* _Records to use_
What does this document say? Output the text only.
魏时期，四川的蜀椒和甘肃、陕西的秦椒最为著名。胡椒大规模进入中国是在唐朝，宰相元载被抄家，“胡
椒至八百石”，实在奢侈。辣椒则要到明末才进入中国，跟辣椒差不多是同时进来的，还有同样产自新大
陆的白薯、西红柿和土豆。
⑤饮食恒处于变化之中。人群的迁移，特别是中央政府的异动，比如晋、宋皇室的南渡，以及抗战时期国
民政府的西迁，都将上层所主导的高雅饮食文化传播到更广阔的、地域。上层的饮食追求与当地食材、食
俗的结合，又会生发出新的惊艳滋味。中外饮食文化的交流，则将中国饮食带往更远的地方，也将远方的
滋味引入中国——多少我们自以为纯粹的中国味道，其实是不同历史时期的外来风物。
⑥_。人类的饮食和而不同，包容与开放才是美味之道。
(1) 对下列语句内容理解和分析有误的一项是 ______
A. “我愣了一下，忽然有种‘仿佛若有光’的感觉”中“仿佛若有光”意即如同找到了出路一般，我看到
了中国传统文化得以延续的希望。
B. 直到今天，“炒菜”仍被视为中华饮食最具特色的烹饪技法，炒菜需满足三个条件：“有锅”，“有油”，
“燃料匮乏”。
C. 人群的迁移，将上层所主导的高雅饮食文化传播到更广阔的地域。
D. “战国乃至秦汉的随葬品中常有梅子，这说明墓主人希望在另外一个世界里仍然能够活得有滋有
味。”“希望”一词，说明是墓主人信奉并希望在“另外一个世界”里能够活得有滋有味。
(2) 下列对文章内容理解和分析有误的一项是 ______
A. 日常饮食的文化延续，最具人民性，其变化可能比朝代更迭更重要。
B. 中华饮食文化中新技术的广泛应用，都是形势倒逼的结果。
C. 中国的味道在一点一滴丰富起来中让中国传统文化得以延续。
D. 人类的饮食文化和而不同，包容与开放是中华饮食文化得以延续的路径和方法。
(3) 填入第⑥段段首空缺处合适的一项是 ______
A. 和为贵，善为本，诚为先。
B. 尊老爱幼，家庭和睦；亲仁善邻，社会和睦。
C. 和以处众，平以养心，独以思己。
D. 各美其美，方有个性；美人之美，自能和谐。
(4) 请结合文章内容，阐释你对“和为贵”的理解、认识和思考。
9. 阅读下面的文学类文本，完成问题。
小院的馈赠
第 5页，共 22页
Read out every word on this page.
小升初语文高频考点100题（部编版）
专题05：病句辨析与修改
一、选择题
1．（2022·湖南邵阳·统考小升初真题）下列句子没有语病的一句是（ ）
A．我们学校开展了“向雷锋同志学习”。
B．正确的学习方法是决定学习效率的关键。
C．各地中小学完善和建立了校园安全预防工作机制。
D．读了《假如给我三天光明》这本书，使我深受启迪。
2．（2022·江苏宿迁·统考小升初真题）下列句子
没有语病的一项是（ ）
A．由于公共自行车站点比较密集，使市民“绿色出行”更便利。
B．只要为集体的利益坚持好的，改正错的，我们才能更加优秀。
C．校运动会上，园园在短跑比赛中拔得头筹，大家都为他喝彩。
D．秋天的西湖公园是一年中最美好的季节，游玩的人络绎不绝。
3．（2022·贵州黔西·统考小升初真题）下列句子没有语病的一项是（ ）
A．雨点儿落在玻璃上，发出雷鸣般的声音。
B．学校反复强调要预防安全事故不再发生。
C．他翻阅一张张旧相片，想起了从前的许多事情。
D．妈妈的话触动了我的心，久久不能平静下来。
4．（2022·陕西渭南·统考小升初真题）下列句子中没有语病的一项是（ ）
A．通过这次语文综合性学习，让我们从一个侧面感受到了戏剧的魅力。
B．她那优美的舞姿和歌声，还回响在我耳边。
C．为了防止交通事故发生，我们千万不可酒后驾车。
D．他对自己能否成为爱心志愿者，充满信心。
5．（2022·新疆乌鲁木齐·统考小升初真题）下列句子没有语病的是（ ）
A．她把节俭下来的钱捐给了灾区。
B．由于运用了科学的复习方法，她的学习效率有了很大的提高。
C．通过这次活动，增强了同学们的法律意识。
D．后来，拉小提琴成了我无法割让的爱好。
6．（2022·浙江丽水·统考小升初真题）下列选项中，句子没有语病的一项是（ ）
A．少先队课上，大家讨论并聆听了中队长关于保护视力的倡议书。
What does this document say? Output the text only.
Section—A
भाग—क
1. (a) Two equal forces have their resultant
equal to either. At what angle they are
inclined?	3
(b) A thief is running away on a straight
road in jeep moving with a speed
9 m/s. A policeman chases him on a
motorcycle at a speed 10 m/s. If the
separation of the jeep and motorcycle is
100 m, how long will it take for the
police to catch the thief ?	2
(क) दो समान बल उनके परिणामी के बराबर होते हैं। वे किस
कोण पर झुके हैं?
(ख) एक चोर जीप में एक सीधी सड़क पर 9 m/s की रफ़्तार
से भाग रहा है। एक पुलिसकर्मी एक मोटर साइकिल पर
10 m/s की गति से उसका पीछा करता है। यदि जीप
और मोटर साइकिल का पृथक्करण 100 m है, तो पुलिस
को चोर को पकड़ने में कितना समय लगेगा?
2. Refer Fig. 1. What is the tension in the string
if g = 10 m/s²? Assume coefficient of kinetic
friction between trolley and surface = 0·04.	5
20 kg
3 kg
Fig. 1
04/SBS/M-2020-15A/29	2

* _Exercise instructions_
Each line that contains the string "jeep" counts once; report how many such lines the entries have, giving only the number.

* _Answer below_
2